## [WORK TO DO]
Copy out the records precisely, omitting pictures.

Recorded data
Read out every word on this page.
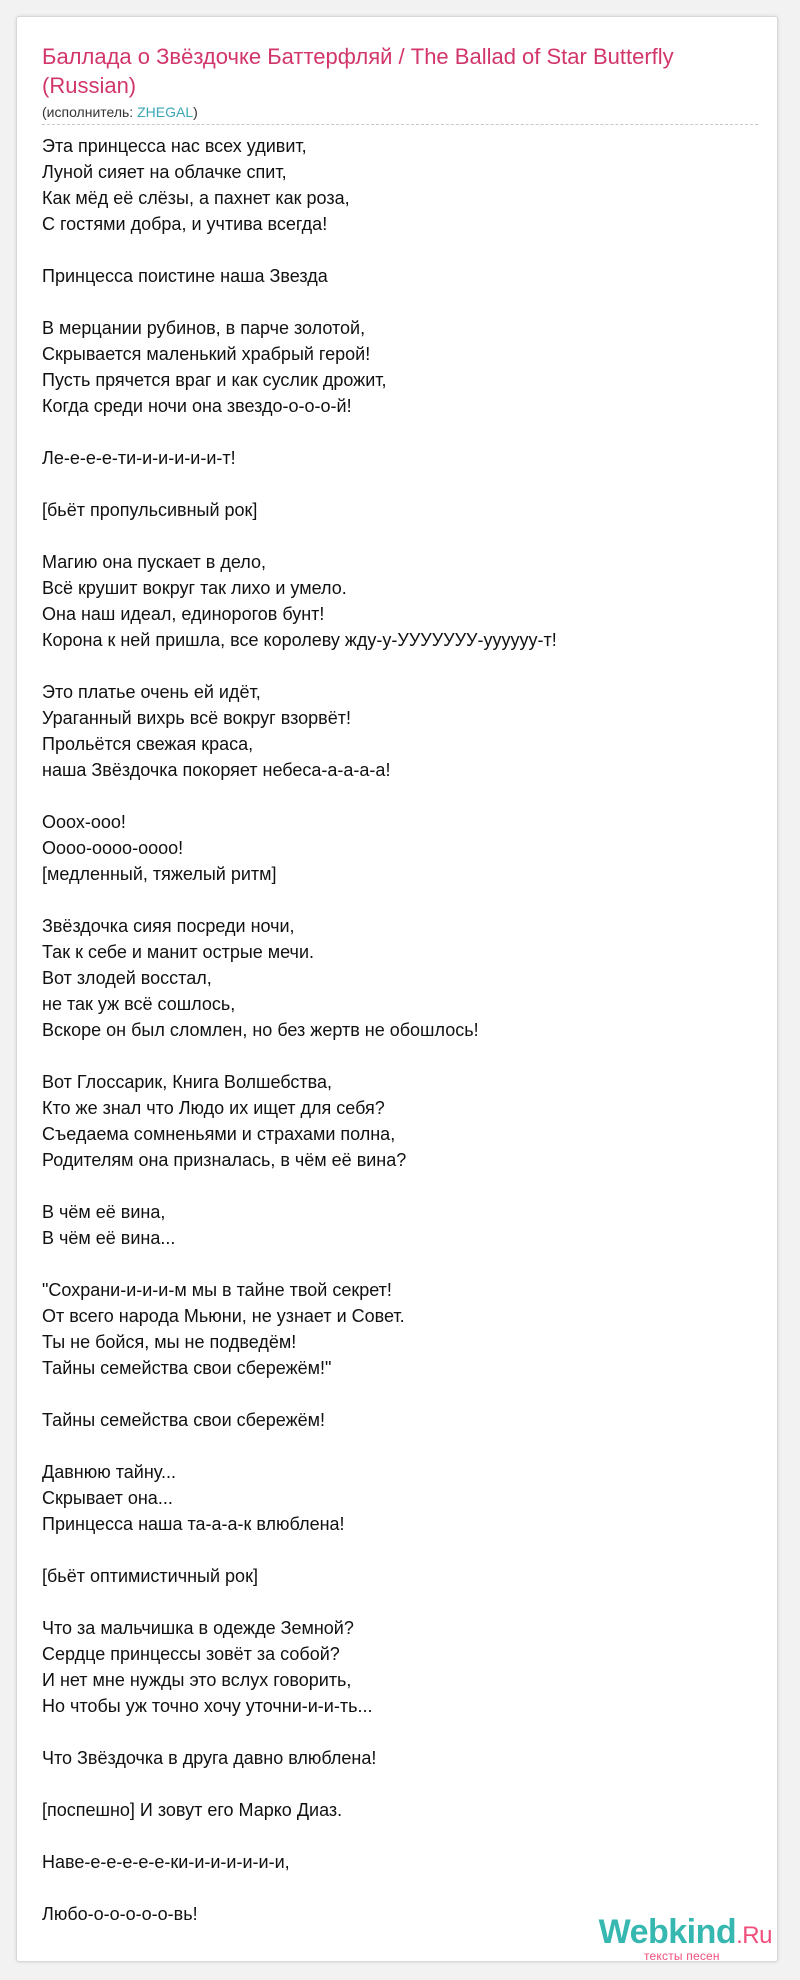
Баллада о Звёздочке Баттерфляй / The Ballad of Star Butterfly (Russian)
(исполнитель: ZHEGAL)
Эта принцесса нас всех удивит,
Луной сияет на облачке спит,
Как мёд её слёзы, а пахнет как роза,
С гостями добра, и учтива всегда!
Принцесса поистине наша Звезда
В мерцании рубинов, в парче золотой,
Скрывается маленький храбрый герой!
Пусть прячется враг и как суслик дрожит,
Когда среди ночи она звездо-о-о-о-й!
Ле-е-е-е-ти-и-и-и-и-и-т!
[бьёт пропульсивный рок]
Магию она пускает в дело,
Всё крушит вокруг так лихо и умело.
Она наш идеал, единорогов бунт!
Корона к ней пришла, все королеву жду-у-УУУУУУУ-уууууу-т!
Это платье очень ей идёт,
Ураганный вихрь всё вокруг взорвёт!
Прольётся свежая краса,
наша Звёздочка покоряет небеса-а-а-а-а!
Ооох-ооо!
Оооо-оооо-оооо!
[медленный, тяжелый ритм]
Звёздочка сияя посреди ночи,
Так к себе и манит острые мечи.
Вот злодей восстал,
не так уж всё сошлось,
Вскоре он был сломлен, но без жертв не обошлось!
Вот Глоссарик, Книга Волшебства,
Кто же знал что Людо их ищет для себя?
Съедаема сомненьями и страхами полна,
Родителям она призналась, в чём её вина?
В чём её вина,
В чём её вина...
"Сохрани-и-и-и-м мы в тайне твой секрет!
От всего народа Мьюни, не узнает и Совет.
Ты не бойся, мы не подведём!
Тайны семейства свои сбережём!"
Тайны семейства свои сбережём!
Давнюю тайну...
Скрывает она...
Принцесса наша та-а-а-к влюблена!
[бьёт оптимистичный рок]
Что за мальчишка в одежде Земной?
Сердце принцессы зовёт за собой?
И нет мне нужды это вслух говорить,
Но чтобы уж точно хочу уточни-и-и-ть...
Что Звёздочка в друга давно влюблена!
[поспешно] И зовут его Марко Диаз.
Наве-е-е-е-е-е-ки-и-и-и-и-и-и,
Любо-о-о-о-о-о-вь!	Webkind.Ru
тексты песен
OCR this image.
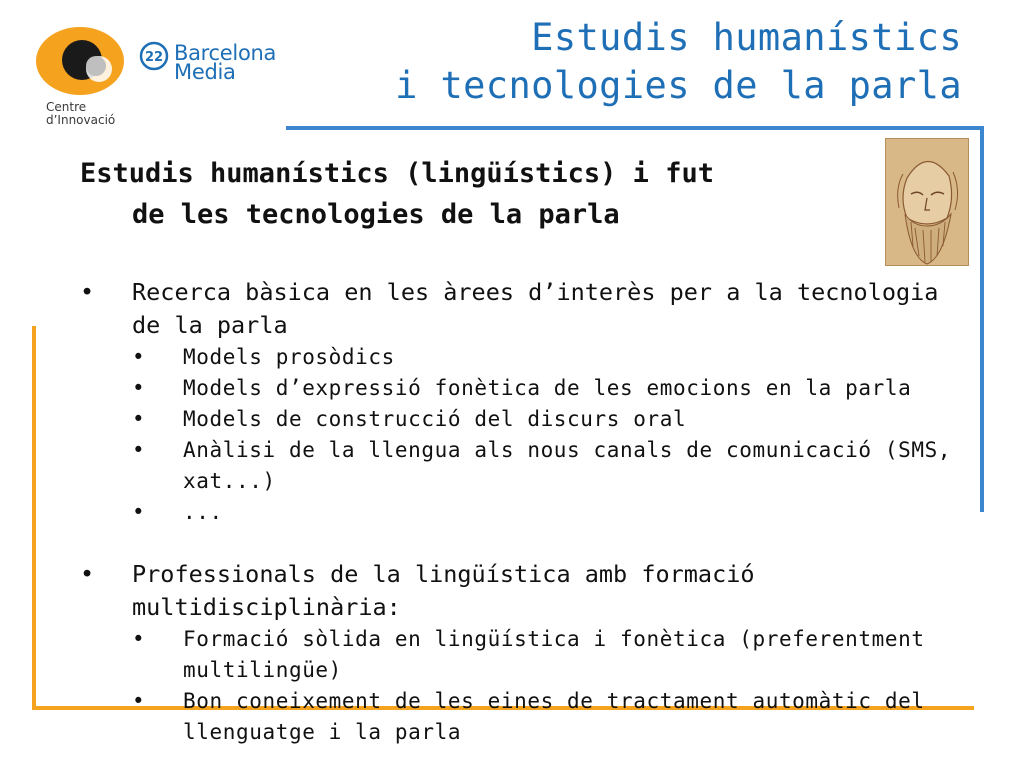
22 Barcelona
Media
Centre
d’Innovació
Estudis humanístics
i tecnologies de la parla
Estudis humanístics (lingüístics) i fut
de les tecnologies de la parla
• Recerca bàsica en les àrees d’interès per a la tecnologia de la parla
• Models prosòdics
• Models d’expressió fonètica de les emocions en la parla
• Models de construcció del discurs oral
• Anàlisi de la llengua als nous canals de comunicació (SMS, xat...)
• ...
• Professionals de la lingüística amb formació multidisciplinària:
• Formació sòlida en lingüística i fonètica (preferentment multilingüe)
• Bon coneixement de les eines de tractament automàtic del llenguatge i la parla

## [TASK SOLUTION]
Read out every word on this page.
Баллада о Звёздочке Баттерфляй / The Ballad of Star Butterfly (Russian)
(исполнитель: ZHEGAL)
Эта принцесса нас всех удивит,
Луной сияет на облачке спит,
Как мёд её слёзы, а пахнет как роза,
С гостями добра, и учтива всегда!
Принцесса поистине наша Звезда
В мерцании рубинов, в парче золотой,
Скрывается маленький храбрый герой!
Пусть прячется враг и как суслик дрожит,
Когда среди ночи она звездо-о-о-о-й!
Ле-е-е-е-ти-и-и-и-и-и-т!
[бьёт пропульсивный рок]
Магию она пускает в дело,
Всё крушит вокруг так лихо и умело.
Она наш идеал, единорогов бунт!
Корона к ней пришла, все королеву жду-у-УУУУУУУ-уууууу-т!
Это платье очень ей идёт,
Ураганный вихрь всё вокруг взорвёт!
Прольётся свежая краса,
наша Звёздочка покоряет небеса-а-а-а-а!
Ооох-ооо!
Оооо-оооо-оооо!
[медленный, тяжелый ритм]
Звёздочка сияя посреди ночи,
Так к себе и манит острые мечи.
Вот злодей восстал,
не так уж всё сошлось,
Вскоре он был сломлен, но без жертв не обошлось!
Вот Глоссарик, Книга Волшебства,
Кто же знал что Людо их ищет для себя?
Съедаема сомненьями и страхами полна,
Родителям она призналась, в чём её вина?
В чём её вина,
В чём её вина...
"Сохрани-и-и-и-м мы в тайне твой секрет!
От всего народа Мьюни, не узнает и Совет.
Ты не бойся, мы не подведём!
Тайны семейства свои сбережём!"
Тайны семейства свои сбережём!
Давнюю тайну...
Скрывает она...
Принцесса наша та-а-а-к влюблена!
[бьёт оптимистичный рок]
Что за мальчишка в одежде Земной?
Сердце принцессы зовёт за собой?
И нет мне нужды это вслух говорить,
Но чтобы уж точно хочу уточни-и-и-ть...
Что Звёздочка в друга давно влюблена!
[поспешно] И зовут его Марко Диаз.
Наве-е-е-е-е-е-ки-и-и-и-и-и-и,
Любо-о-о-о-о-о-вь!	Webkind.Ru
тексты песен
OCR this image.
22 Barcelona
Media
Centre
d’Innovació
Estudis humanístics
i tecnologies de la parla
Estudis humanístics (lingüístics) i fut
de les tecnologies de la parla
• Recerca bàsica en les àrees d’interès per a la tecnologia de la parla
• Models prosòdics
• Models d’expressió fonètica de les emocions en la parla
• Models de construcció del discurs oral
• Anàlisi de la llengua als nous canals de comunicació (SMS, xat...)
• ...
• Professionals de la lingüística amb formació multidisciplinària:
• Formació sòlida en lingüística i fonètica (preferentment multilingüe)
• Bon coneixement de les eines de tractament automàtic del llenguatge i la parla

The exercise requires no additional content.